(Records from a collection of figures)
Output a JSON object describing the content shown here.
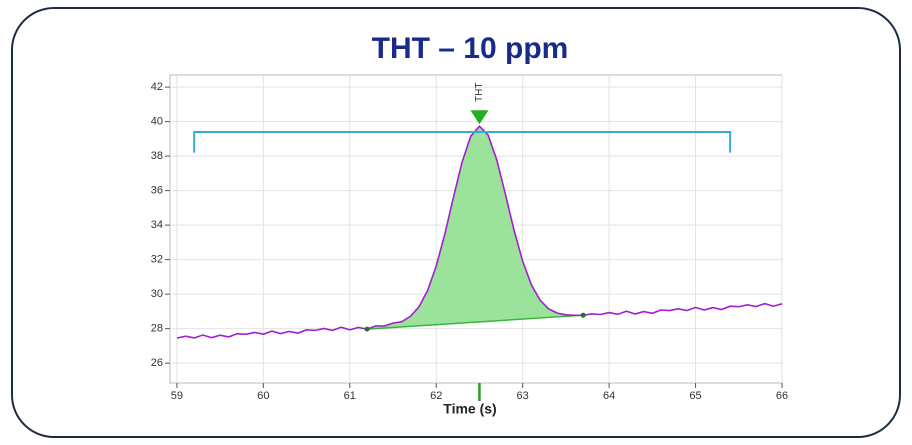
{
  "chart_data": {
    "type": "line",
    "title": "THT – 10 ppm",
    "xlabel": "Time (s)",
    "color": "#a020d0",
    "x": [
      59.0,
      59.1,
      59.2,
      59.3,
      59.4,
      59.5,
      59.6,
      59.7,
      59.8,
      59.9,
      60.0,
      60.1,
      60.2,
      60.3,
      60.4,
      60.5,
      60.6,
      60.7,
      60.8,
      60.9,
      61.0,
      61.1,
      61.2,
      61.3,
      61.4,
      61.5,
      61.6,
      61.7,
      61.8,
      61.9,
      62.0,
      62.1,
      62.2,
      62.3,
      62.4,
      62.5,
      62.6,
      62.7,
      62.8,
      62.9,
      63.0,
      63.1,
      63.2,
      63.3,
      63.4,
      63.5,
      63.6,
      63.7,
      63.8,
      63.9,
      64.0,
      64.1,
      64.2,
      64.3,
      64.4,
      64.5,
      64.6,
      64.7,
      64.8,
      64.9,
      65.0,
      65.1,
      65.2,
      65.3,
      65.4,
      65.5,
      65.6,
      65.7,
      65.8,
      65.9,
      66.0
    ],
    "values": [
      27.45,
      27.56,
      27.46,
      27.63,
      27.48,
      27.62,
      27.52,
      27.71,
      27.67,
      27.78,
      27.68,
      27.86,
      27.71,
      27.84,
      27.74,
      27.93,
      27.9,
      28.01,
      27.9,
      28.08,
      27.93,
      28.07,
      27.97,
      28.16,
      28.15,
      28.32,
      28.4,
      28.71,
      29.26,
      30.21,
      31.63,
      33.49,
      35.63,
      37.67,
      39.16,
      39.73,
      39.22,
      37.79,
      35.79,
      33.71,
      31.91,
      30.55,
      29.66,
      29.15,
      28.9,
      28.8,
      28.77,
      28.78,
      28.85,
      28.82,
      28.93,
      28.83,
      29.01,
      28.85,
      28.99,
      28.89,
      29.08,
      29.05,
      29.15,
      29.05,
      29.23,
      29.08,
      29.22,
      29.11,
      29.3,
      29.27,
      29.38,
      29.28,
      29.45,
      29.3,
      29.44
    ],
    "xlim": [
      58.92,
      66
    ],
    "ylim": [
      24.85,
      42.7
    ],
    "xticks": [
      59,
      60,
      61,
      62,
      63,
      64,
      65,
      66
    ],
    "yticks": [
      42,
      40,
      38,
      36,
      34,
      32,
      30,
      28,
      26
    ],
    "grid": true,
    "peak": {
      "label": "THT",
      "start": 61.2,
      "apex": 62.5,
      "end": 63.7,
      "color": "#3cb43c",
      "fill": "#90e090"
    },
    "integration_window": {
      "start": 59.2,
      "end": 65.4,
      "y": 39.4,
      "y_end": 38.2,
      "color": "#3aa8d8"
    }
  }
}
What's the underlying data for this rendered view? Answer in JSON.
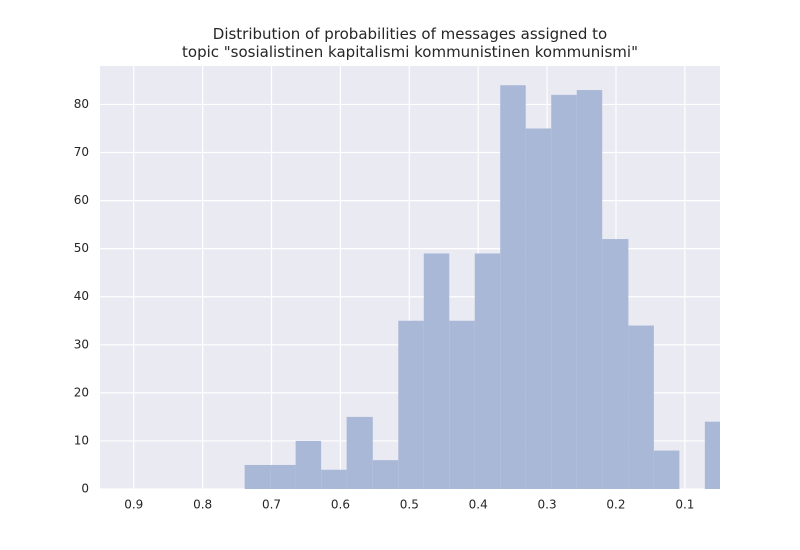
{
  "chart_data": {
    "type": "histogram",
    "title": "Distribution of probabilities of messages assigned to\ntopic \"sosialistinen kapitalismi kommunistinen kommunismi\"",
    "bins": [
      0.034,
      0.071,
      0.108,
      0.145,
      0.182,
      0.22,
      0.257,
      0.294,
      0.331,
      0.368,
      0.405,
      0.442,
      0.479,
      0.516,
      0.553,
      0.591,
      0.628,
      0.665,
      0.702,
      0.739
    ],
    "values": [
      14,
      0,
      8,
      34,
      52,
      83,
      82,
      75,
      84,
      49,
      35,
      49,
      35,
      6,
      15,
      4,
      10,
      5,
      5
    ],
    "color": "#a9b8d7",
    "xlim": [
      0.949,
      0.049
    ],
    "xticks": [
      0.9,
      0.8,
      0.7,
      0.6,
      0.5,
      0.4,
      0.3,
      0.2,
      0.1
    ],
    "ylim": [
      0,
      88
    ],
    "yticks": [
      0,
      10,
      20,
      30,
      40,
      50,
      60,
      70,
      80
    ],
    "grid": true
  }
}
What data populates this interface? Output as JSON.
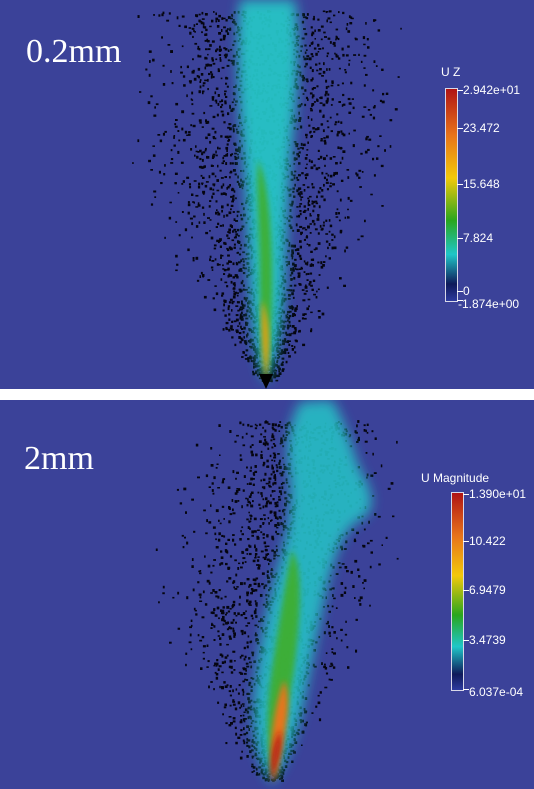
{
  "panels": [
    {
      "label": "0.2mm",
      "colorbar": {
        "title": "U Z",
        "labels": [
          "2.942e+01",
          "23.472",
          "15.648",
          "7.824",
          "0",
          "-1.874e+00"
        ]
      }
    },
    {
      "label": "2mm",
      "colorbar": {
        "title": "U Magnitude",
        "labels": [
          "1.390e+01",
          "10.422",
          "6.9479",
          "3.4739",
          "6.037e-04"
        ]
      }
    }
  ],
  "colors": {
    "background": "#3b4299",
    "colormap": [
      "#2d3a9e",
      "#0f1a5a",
      "#1fc6c8",
      "#2aa61e",
      "#f2c90a",
      "#e8741a",
      "#b01414"
    ]
  }
}
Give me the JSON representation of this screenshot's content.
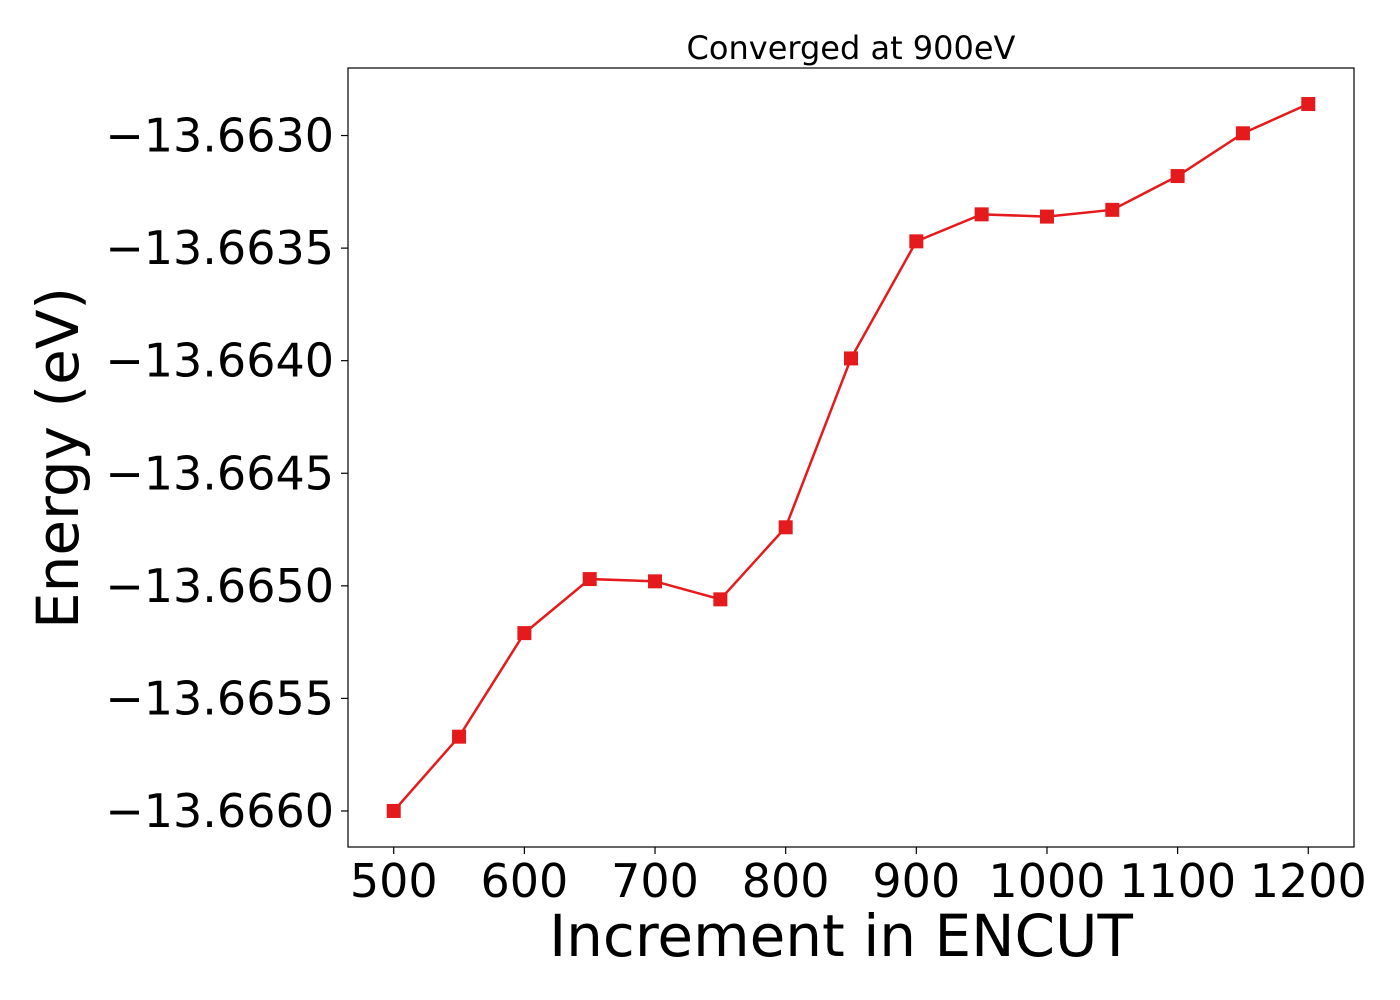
{
  "chart_data": {
    "type": "line",
    "title": "Converged at 900eV",
    "xlabel": "Increment in ENCUT",
    "ylabel": "Energy (eV)",
    "x": [
      500,
      550,
      600,
      650,
      700,
      750,
      800,
      850,
      900,
      950,
      1000,
      1050,
      1100,
      1150,
      1200
    ],
    "series": [
      {
        "values": [
          -13.666,
          -13.66567,
          -13.66521,
          -13.66497,
          -13.66498,
          -13.66506,
          -13.66474,
          -13.66399,
          -13.66347,
          -13.66335,
          -13.66336,
          -13.66333,
          -13.66318,
          -13.66299,
          -13.66286
        ],
        "color": "#e41a1c",
        "marker": "square"
      }
    ],
    "xlim": [
      465,
      1235
    ],
    "ylim": [
      -13.66616,
      -13.6627
    ],
    "xticks": [
      500,
      600,
      700,
      800,
      900,
      1000,
      1100,
      1200
    ],
    "xtick_labels": [
      "500",
      "600",
      "700",
      "800",
      "900",
      "1000",
      "1100",
      "1200"
    ],
    "yticks": [
      -13.663,
      -13.6635,
      -13.664,
      -13.6645,
      -13.665,
      -13.6655,
      -13.666
    ],
    "ytick_labels": [
      "−13.6630",
      "−13.6635",
      "−13.6640",
      "−13.6645",
      "−13.6650",
      "−13.6655",
      "−13.6660"
    ],
    "grid": false,
    "legend": "none"
  }
}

### Required work
In the records above, collect each line with "xlabel".

### Complete output
    "xlabel": "Time (s)",
    "xlabel": "Increment in ENCUT",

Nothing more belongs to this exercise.